• _WHAT YOU ARE ASKED TO DO_
Please report every line from the material that contains the word "növelése".
-- Begin --
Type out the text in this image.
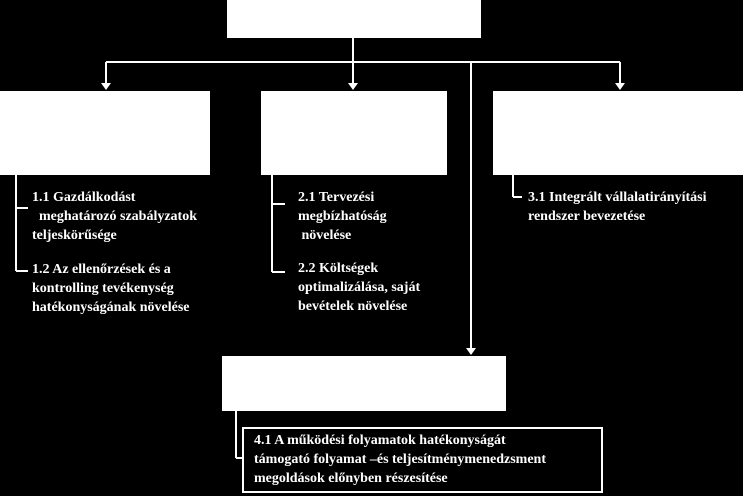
1.1 Gazdálkodást
meghatározó szabályzatok
teljeskörűsége
1.2 Az ellenőrzések és a
kontrolling tevékenység
hatékonyságának növelése
2.1 Tervezési
megbízhatóság
növelése
2.2 Költségek
optimalizálása, saját
bevételek növelése
3.1 Integrált vállalatirányítási
rendszer bevezetése
4.1 A működési folyamatok hatékonyságát
támogató folyamat –és teljesítménymenedzsment
megoldások előnyben részesítése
-- End --
• _ANSWER TO THIS EXERCISE_
hatékonyságának növelése
növelése
bevételek növelése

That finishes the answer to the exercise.